■ Directive
Quote the whole listing verbatim.

■ Dataset excerpts
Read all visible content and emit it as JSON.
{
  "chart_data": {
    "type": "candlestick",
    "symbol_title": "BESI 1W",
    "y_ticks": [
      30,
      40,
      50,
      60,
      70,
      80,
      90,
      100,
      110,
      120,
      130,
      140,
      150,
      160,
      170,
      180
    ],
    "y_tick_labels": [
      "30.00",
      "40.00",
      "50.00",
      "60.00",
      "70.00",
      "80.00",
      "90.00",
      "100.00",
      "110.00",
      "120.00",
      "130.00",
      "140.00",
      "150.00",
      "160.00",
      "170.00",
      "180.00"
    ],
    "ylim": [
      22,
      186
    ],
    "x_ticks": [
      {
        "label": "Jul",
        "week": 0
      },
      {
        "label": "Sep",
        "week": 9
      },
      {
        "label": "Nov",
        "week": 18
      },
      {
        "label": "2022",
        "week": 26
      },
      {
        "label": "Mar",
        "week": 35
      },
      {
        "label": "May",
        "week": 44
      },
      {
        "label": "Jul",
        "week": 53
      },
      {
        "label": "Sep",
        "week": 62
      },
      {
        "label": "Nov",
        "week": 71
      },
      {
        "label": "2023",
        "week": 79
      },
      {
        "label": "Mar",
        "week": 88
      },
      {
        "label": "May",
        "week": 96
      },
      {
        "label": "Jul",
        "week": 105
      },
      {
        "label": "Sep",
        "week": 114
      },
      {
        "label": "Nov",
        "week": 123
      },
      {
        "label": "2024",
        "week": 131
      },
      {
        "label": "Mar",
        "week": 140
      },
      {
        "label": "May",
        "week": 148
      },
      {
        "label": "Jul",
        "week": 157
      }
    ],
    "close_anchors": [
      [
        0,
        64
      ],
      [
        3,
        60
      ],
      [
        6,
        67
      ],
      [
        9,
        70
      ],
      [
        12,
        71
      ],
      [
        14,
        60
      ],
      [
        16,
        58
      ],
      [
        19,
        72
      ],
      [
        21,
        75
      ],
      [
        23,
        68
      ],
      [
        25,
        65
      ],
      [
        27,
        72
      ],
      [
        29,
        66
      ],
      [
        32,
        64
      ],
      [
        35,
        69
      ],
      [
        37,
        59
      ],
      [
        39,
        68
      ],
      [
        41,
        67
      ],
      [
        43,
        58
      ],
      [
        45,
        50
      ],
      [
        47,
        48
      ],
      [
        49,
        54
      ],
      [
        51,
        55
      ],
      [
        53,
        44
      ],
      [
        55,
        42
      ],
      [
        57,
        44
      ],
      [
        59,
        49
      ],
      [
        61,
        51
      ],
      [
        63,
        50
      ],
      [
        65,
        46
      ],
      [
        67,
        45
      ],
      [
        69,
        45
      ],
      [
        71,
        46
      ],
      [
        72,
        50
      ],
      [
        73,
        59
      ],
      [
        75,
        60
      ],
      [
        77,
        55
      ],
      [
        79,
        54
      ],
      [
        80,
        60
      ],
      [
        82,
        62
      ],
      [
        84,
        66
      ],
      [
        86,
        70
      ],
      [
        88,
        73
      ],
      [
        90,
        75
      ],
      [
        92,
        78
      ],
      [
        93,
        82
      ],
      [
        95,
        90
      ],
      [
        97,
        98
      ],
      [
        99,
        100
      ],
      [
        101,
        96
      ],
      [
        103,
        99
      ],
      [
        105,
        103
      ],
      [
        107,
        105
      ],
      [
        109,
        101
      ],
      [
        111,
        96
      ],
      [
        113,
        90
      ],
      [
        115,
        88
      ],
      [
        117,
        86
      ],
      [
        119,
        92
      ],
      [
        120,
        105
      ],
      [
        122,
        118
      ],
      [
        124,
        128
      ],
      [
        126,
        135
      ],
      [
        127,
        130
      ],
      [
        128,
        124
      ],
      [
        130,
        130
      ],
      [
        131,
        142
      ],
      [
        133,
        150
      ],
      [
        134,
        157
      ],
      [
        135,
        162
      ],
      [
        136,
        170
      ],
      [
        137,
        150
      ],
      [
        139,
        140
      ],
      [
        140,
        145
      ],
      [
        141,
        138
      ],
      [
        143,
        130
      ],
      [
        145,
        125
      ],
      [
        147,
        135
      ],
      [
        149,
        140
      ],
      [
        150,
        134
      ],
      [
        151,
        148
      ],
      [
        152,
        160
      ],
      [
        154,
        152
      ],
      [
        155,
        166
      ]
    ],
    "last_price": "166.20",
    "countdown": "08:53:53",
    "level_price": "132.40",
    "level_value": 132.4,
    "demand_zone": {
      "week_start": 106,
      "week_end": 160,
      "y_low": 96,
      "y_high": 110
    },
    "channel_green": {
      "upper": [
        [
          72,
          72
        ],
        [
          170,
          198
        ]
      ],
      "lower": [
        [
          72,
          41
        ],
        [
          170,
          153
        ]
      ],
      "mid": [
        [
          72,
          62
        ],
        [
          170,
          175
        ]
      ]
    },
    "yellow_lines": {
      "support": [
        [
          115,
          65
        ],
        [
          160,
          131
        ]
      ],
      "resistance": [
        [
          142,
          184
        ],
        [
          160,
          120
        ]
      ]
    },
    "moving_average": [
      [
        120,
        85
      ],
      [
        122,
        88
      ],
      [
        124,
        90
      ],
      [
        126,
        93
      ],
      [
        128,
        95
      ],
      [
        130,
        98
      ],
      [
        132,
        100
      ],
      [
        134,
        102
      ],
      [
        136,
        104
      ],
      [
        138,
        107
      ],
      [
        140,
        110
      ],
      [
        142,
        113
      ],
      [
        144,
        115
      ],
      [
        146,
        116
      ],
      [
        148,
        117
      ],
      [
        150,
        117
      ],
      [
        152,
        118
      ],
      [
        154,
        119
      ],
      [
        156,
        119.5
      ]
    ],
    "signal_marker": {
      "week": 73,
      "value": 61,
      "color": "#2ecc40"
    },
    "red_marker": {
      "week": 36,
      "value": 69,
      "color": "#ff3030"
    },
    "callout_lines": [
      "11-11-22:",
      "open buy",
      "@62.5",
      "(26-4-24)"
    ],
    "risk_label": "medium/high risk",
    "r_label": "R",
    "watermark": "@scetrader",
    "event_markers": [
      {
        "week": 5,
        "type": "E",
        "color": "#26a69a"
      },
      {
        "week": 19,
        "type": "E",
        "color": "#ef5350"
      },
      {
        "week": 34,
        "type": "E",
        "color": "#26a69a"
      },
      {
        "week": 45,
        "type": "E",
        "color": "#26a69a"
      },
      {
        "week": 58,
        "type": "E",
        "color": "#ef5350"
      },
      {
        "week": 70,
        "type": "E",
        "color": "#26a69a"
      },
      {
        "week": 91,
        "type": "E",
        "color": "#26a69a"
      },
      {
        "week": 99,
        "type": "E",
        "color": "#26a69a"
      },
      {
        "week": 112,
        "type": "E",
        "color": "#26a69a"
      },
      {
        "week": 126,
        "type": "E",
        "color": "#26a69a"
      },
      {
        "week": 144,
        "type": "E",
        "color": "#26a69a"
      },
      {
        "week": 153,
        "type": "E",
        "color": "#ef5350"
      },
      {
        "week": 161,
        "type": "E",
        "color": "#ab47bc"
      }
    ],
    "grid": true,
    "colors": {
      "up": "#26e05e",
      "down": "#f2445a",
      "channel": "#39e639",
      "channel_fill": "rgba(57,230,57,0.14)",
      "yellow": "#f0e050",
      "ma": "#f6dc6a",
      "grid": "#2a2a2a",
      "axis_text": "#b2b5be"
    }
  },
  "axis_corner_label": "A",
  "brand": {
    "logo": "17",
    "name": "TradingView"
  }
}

■ Full response
Read all visible content and emit it as JSON.
{
  "chart_data": {
    "type": "candlestick",
    "symbol_title": "BESI 1W",
    "y_ticks": [
      30,
      40,
      50,
      60,
      70,
      80,
      90,
      100,
      110,
      120,
      130,
      140,
      150,
      160,
      170,
      180
    ],
    "y_tick_labels": [
      "30.00",
      "40.00",
      "50.00",
      "60.00",
      "70.00",
      "80.00",
      "90.00",
      "100.00",
      "110.00",
      "120.00",
      "130.00",
      "140.00",
      "150.00",
      "160.00",
      "170.00",
      "180.00"
    ],
    "ylim": [
      22,
      186
    ],
    "x_ticks": [
      {
        "label": "Jul",
        "week": 0
      },
      {
        "label": "Sep",
        "week": 9
      },
      {
        "label": "Nov",
        "week": 18
      },
      {
        "label": "2022",
        "week": 26
      },
      {
        "label": "Mar",
        "week": 35
      },
      {
        "label": "May",
        "week": 44
      },
      {
        "label": "Jul",
        "week": 53
      },
      {
        "label": "Sep",
        "week": 62
      },
      {
        "label": "Nov",
        "week": 71
      },
      {
        "label": "2023",
        "week": 79
      },
      {
        "label": "Mar",
        "week": 88
      },
      {
        "label": "May",
        "week": 96
      },
      {
        "label": "Jul",
        "week": 105
      },
      {
        "label": "Sep",
        "week": 114
      },
      {
        "label": "Nov",
        "week": 123
      },
      {
        "label": "2024",
        "week": 131
      },
      {
        "label": "Mar",
        "week": 140
      },
      {
        "label": "May",
        "week": 148
      },
      {
        "label": "Jul",
        "week": 157
      }
    ],
    "close_anchors": [
      [
        0,
        64
      ],
      [
        3,
        60
      ],
      [
        6,
        67
      ],
      [
        9,
        70
      ],
      [
        12,
        71
      ],
      [
        14,
        60
      ],
      [
        16,
        58
      ],
      [
        19,
        72
      ],
      [
        21,
        75
      ],
      [
        23,
        68
      ],
      [
        25,
        65
      ],
      [
        27,
        72
      ],
      [
        29,
        66
      ],
      [
        32,
        64
      ],
      [
        35,
        69
      ],
      [
        37,
        59
      ],
      [
        39,
        68
      ],
      [
        41,
        67
      ],
      [
        43,
        58
      ],
      [
        45,
        50
      ],
      [
        47,
        48
      ],
      [
        49,
        54
      ],
      [
        51,
        55
      ],
      [
        53,
        44
      ],
      [
        55,
        42
      ],
      [
        57,
        44
      ],
      [
        59,
        49
      ],
      [
        61,
        51
      ],
      [
        63,
        50
      ],
      [
        65,
        46
      ],
      [
        67,
        45
      ],
      [
        69,
        45
      ],
      [
        71,
        46
      ],
      [
        72,
        50
      ],
      [
        73,
        59
      ],
      [
        75,
        60
      ],
      [
        77,
        55
      ],
      [
        79,
        54
      ],
      [
        80,
        60
      ],
      [
        82,
        62
      ],
      [
        84,
        66
      ],
      [
        86,
        70
      ],
      [
        88,
        73
      ],
      [
        90,
        75
      ],
      [
        92,
        78
      ],
      [
        93,
        82
      ],
      [
        95,
        90
      ],
      [
        97,
        98
      ],
      [
        99,
        100
      ],
      [
        101,
        96
      ],
      [
        103,
        99
      ],
      [
        105,
        103
      ],
      [
        107,
        105
      ],
      [
        109,
        101
      ],
      [
        111,
        96
      ],
      [
        113,
        90
      ],
      [
        115,
        88
      ],
      [
        117,
        86
      ],
      [
        119,
        92
      ],
      [
        120,
        105
      ],
      [
        122,
        118
      ],
      [
        124,
        128
      ],
      [
        126,
        135
      ],
      [
        127,
        130
      ],
      [
        128,
        124
      ],
      [
        130,
        130
      ],
      [
        131,
        142
      ],
      [
        133,
        150
      ],
      [
        134,
        157
      ],
      [
        135,
        162
      ],
      [
        136,
        170
      ],
      [
        137,
        150
      ],
      [
        139,
        140
      ],
      [
        140,
        145
      ],
      [
        141,
        138
      ],
      [
        143,
        130
      ],
      [
        145,
        125
      ],
      [
        147,
        135
      ],
      [
        149,
        140
      ],
      [
        150,
        134
      ],
      [
        151,
        148
      ],
      [
        152,
        160
      ],
      [
        154,
        152
      ],
      [
        155,
        166
      ]
    ],
    "last_price": "166.20",
    "countdown": "08:53:53",
    "level_price": "132.40",
    "level_value": 132.4,
    "demand_zone": {
      "week_start": 106,
      "week_end": 160,
      "y_low": 96,
      "y_high": 110
    },
    "channel_green": {
      "upper": [
        [
          72,
          72
        ],
        [
          170,
          198
        ]
      ],
      "lower": [
        [
          72,
          41
        ],
        [
          170,
          153
        ]
      ],
      "mid": [
        [
          72,
          62
        ],
        [
          170,
          175
        ]
      ]
    },
    "yellow_lines": {
      "support": [
        [
          115,
          65
        ],
        [
          160,
          131
        ]
      ],
      "resistance": [
        [
          142,
          184
        ],
        [
          160,
          120
        ]
      ]
    },
    "moving_average": [
      [
        120,
        85
      ],
      [
        122,
        88
      ],
      [
        124,
        90
      ],
      [
        126,
        93
      ],
      [
        128,
        95
      ],
      [
        130,
        98
      ],
      [
        132,
        100
      ],
      [
        134,
        102
      ],
      [
        136,
        104
      ],
      [
        138,
        107
      ],
      [
        140,
        110
      ],
      [
        142,
        113
      ],
      [
        144,
        115
      ],
      [
        146,
        116
      ],
      [
        148,
        117
      ],
      [
        150,
        117
      ],
      [
        152,
        118
      ],
      [
        154,
        119
      ],
      [
        156,
        119.5
      ]
    ],
    "signal_marker": {
      "week": 73,
      "value": 61,
      "color": "#2ecc40"
    },
    "red_marker": {
      "week": 36,
      "value": 69,
      "color": "#ff3030"
    },
    "callout_lines": [
      "11-11-22:",
      "open buy",
      "@62.5",
      "(26-4-24)"
    ],
    "risk_label": "medium/high risk",
    "r_label": "R",
    "watermark": "@scetrader",
    "event_markers": [
      {
        "week": 5,
        "type": "E",
        "color": "#26a69a"
      },
      {
        "week": 19,
        "type": "E",
        "color": "#ef5350"
      },
      {
        "week": 34,
        "type": "E",
        "color": "#26a69a"
      },
      {
        "week": 45,
        "type": "E",
        "color": "#26a69a"
      },
      {
        "week": 58,
        "type": "E",
        "color": "#ef5350"
      },
      {
        "week": 70,
        "type": "E",
        "color": "#26a69a"
      },
      {
        "week": 91,
        "type": "E",
        "color": "#26a69a"
      },
      {
        "week": 99,
        "type": "E",
        "color": "#26a69a"
      },
      {
        "week": 112,
        "type": "E",
        "color": "#26a69a"
      },
      {
        "week": 126,
        "type": "E",
        "color": "#26a69a"
      },
      {
        "week": 144,
        "type": "E",
        "color": "#26a69a"
      },
      {
        "week": 153,
        "type": "E",
        "color": "#ef5350"
      },
      {
        "week": 161,
        "type": "E",
        "color": "#ab47bc"
      }
    ],
    "grid": true,
    "colors": {
      "up": "#26e05e",
      "down": "#f2445a",
      "channel": "#39e639",
      "channel_fill": "rgba(57,230,57,0.14)",
      "yellow": "#f0e050",
      "ma": "#f6dc6a",
      "grid": "#2a2a2a",
      "axis_text": "#b2b5be"
    }
  },
  "axis_corner_label": "A",
  "brand": {
    "logo": "17",
    "name": "TradingView"
  }
}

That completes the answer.